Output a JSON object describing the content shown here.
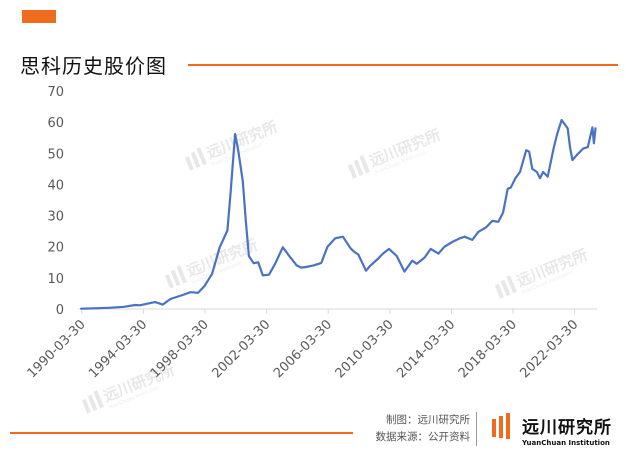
{
  "title": "思科历史股价图",
  "footer": {
    "chart_credit": "制图：远川研究所",
    "data_source": "数据来源：公开资料",
    "logo_cn": "远川研究所",
    "logo_en": "YuanChuan Institution"
  },
  "watermark": {
    "cn": "远川研究所",
    "en": "YuanChuan Institution"
  },
  "colors": {
    "accent": "#ef6c1e",
    "line": "#4a72c4",
    "axis_text": "#595959"
  },
  "chart_data": {
    "type": "line",
    "x_ticks": [
      "1990-03-30",
      "1994-03-30",
      "1998-03-30",
      "2002-03-30",
      "2006-03-30",
      "2010-03-30",
      "2014-03-30",
      "2018-03-30",
      "2022-03-30"
    ],
    "y_ticks": [
      0,
      10,
      20,
      30,
      40,
      50,
      60,
      70
    ],
    "ylim": [
      0,
      70
    ],
    "xlim": [
      1990.0,
      2023.7
    ],
    "grid": false,
    "series": [
      {
        "x": [
          1990.2,
          1991.0,
          1992.0,
          1993.0,
          1993.7,
          1994.0,
          1995.0,
          1995.5,
          1996.0,
          1996.8,
          1997.3,
          1997.8,
          1998.2,
          1998.7,
          1999.2,
          1999.7,
          1999.9,
          2000.2,
          2000.4,
          2000.7,
          2000.9,
          2001.1,
          2001.4,
          2001.7,
          2002.0,
          2002.4,
          2002.8,
          2003.3,
          2003.8,
          2004.2,
          2004.5,
          2004.8,
          2005.3,
          2005.8,
          2006.2,
          2006.7,
          2007.2,
          2007.7,
          2007.9,
          2008.2,
          2008.7,
          2009.0,
          2009.5,
          2009.8,
          2010.2,
          2010.7,
          2011.2,
          2011.7,
          2012.0,
          2012.5,
          2012.9,
          2013.4,
          2013.8,
          2014.3,
          2014.8,
          2015.1,
          2015.6,
          2016.0,
          2016.5,
          2016.9,
          2017.3,
          2017.6,
          2017.9,
          2018.1,
          2018.4,
          2018.7,
          2019.1,
          2019.3,
          2019.5,
          2019.8,
          2020.0,
          2020.2,
          2020.5,
          2020.9,
          2021.1,
          2021.4,
          2021.8,
          2021.95,
          2022.1,
          2022.4,
          2022.8,
          2023.1,
          2023.4,
          2023.5,
          2023.6
        ],
        "y": [
          0.1,
          0.2,
          0.4,
          0.7,
          1.3,
          1.2,
          2.2,
          1.4,
          3.2,
          4.5,
          5.4,
          5.2,
          7.3,
          11.2,
          19.8,
          25.2,
          37.0,
          56.2,
          51.0,
          41.0,
          28.0,
          17.0,
          14.7,
          15.0,
          10.8,
          11.0,
          14.5,
          19.8,
          16.5,
          14.0,
          13.3,
          13.5,
          14.0,
          14.8,
          20.0,
          22.7,
          23.2,
          19.5,
          18.5,
          17.5,
          12.3,
          14.0,
          16.2,
          17.8,
          19.3,
          17.0,
          12.0,
          15.5,
          14.5,
          16.5,
          19.3,
          17.8,
          20.0,
          21.5,
          22.7,
          23.2,
          22.2,
          24.8,
          26.2,
          28.3,
          28.0,
          31.0,
          38.6,
          39.0,
          42.0,
          44.0,
          51.0,
          50.5,
          45.0,
          44.0,
          42.0,
          44.0,
          42.5,
          52.0,
          56.0,
          60.7,
          58.0,
          52.0,
          47.8,
          49.5,
          51.5,
          52.0,
          58.3,
          53.2,
          58.0
        ]
      }
    ]
  }
}
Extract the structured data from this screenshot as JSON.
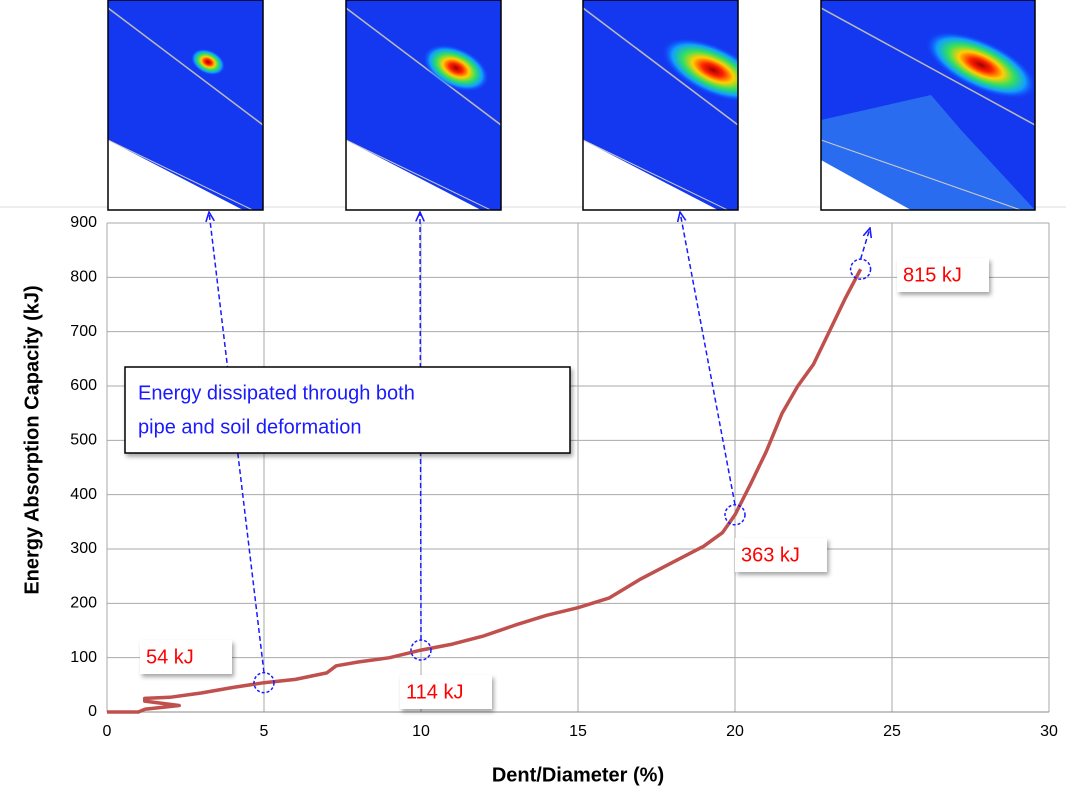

—————

§ What is needed
Locate the word "Institution" in the entries, and copy every line where it is found.

§ Answer below
    "logo_en": "YuanChuan Institution"
    "en": "YuanChuan Institution"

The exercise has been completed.